[Figure record listings]
_____
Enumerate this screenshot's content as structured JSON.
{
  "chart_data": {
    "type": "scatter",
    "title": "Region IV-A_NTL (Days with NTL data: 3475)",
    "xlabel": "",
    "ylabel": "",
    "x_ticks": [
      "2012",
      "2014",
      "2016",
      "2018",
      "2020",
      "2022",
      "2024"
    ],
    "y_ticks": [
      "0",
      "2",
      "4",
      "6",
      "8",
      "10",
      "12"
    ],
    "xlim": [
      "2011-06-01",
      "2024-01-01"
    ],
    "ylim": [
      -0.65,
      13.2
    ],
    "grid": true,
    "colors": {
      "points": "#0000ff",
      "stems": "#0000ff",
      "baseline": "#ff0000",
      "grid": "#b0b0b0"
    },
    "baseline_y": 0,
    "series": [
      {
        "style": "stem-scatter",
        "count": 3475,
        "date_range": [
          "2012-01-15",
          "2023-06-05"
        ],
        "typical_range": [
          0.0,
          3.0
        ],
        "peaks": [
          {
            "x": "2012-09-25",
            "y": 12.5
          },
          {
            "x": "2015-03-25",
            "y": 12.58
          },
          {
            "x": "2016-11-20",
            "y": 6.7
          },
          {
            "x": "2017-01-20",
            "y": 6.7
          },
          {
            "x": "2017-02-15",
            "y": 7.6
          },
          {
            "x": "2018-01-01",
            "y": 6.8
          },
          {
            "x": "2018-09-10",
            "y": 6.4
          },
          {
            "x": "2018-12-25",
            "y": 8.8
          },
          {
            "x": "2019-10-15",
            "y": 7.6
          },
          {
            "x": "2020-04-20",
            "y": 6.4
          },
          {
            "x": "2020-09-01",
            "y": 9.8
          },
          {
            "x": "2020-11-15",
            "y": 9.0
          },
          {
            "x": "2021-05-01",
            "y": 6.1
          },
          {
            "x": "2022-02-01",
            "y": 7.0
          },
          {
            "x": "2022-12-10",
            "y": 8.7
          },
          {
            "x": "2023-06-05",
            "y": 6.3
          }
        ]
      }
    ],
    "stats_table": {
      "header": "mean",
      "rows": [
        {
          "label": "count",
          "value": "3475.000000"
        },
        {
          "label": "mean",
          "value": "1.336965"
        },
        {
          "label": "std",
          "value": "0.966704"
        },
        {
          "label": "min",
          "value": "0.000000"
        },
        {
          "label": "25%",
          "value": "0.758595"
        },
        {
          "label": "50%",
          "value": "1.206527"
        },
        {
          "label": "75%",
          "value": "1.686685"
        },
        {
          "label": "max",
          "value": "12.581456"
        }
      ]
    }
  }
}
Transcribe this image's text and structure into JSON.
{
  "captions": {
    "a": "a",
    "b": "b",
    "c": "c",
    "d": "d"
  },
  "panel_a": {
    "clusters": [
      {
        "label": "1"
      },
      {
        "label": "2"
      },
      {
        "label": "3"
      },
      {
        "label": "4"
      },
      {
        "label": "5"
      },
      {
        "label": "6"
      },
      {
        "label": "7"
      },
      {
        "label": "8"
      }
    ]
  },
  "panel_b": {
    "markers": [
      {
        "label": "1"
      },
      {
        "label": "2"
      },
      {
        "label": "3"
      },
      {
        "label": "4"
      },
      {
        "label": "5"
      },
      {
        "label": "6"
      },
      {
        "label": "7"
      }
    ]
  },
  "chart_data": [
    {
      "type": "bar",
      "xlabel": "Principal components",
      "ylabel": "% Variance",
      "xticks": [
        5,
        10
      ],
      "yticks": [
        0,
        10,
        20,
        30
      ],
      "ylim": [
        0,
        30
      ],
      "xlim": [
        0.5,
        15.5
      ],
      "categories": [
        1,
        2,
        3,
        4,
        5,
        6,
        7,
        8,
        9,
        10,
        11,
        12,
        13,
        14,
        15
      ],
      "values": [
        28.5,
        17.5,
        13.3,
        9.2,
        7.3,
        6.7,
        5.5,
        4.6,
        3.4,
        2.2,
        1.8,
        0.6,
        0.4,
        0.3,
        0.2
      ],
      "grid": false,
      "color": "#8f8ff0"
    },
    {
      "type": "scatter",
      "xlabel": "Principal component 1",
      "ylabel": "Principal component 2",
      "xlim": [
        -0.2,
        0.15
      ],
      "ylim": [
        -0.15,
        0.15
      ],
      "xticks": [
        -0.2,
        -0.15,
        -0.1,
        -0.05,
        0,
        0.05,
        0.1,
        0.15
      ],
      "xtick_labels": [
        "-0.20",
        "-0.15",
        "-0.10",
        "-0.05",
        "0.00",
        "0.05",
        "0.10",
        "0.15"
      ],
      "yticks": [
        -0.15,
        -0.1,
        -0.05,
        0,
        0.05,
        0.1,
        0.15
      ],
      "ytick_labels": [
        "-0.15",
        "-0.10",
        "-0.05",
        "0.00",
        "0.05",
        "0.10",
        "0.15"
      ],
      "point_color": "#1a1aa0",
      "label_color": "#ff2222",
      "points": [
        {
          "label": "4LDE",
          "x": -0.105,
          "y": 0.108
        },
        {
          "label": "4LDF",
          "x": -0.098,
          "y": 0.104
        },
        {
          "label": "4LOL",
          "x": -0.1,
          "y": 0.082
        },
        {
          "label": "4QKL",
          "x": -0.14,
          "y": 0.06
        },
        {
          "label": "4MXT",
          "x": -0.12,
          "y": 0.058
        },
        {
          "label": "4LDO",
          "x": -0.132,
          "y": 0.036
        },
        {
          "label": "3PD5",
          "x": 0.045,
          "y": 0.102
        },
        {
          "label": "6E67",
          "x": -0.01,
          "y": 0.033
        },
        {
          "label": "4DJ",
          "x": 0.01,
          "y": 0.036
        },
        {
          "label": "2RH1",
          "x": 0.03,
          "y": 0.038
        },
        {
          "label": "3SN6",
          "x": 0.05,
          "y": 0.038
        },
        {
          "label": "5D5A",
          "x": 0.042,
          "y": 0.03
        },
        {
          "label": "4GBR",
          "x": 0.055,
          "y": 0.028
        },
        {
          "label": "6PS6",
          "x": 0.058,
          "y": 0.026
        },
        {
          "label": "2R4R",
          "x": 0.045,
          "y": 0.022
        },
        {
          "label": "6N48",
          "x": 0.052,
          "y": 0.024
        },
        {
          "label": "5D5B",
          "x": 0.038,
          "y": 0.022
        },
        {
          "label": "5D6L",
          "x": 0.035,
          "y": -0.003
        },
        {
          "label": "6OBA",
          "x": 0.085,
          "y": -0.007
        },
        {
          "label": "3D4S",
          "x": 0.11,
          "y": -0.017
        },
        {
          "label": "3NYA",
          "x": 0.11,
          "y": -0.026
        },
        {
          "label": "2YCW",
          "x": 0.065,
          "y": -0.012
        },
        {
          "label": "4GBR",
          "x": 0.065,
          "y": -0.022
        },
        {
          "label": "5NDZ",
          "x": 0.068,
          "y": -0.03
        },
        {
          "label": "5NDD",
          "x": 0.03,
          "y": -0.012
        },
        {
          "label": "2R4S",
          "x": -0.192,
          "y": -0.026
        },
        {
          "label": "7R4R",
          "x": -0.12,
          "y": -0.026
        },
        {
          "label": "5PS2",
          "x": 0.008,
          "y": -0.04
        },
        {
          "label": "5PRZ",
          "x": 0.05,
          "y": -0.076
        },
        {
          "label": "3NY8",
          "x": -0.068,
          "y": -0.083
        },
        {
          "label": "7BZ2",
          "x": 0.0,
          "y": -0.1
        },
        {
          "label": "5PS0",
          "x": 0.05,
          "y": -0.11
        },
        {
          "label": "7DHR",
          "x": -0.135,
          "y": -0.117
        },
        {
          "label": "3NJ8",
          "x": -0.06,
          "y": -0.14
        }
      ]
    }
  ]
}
_____
Goal: Note every line above where the string "Principal" shows up, and copy those lines.

Exercise solution:
      "xlabel": "Principal components",
      "xlabel": "Principal component 1",
      "ylabel": "Principal component 2",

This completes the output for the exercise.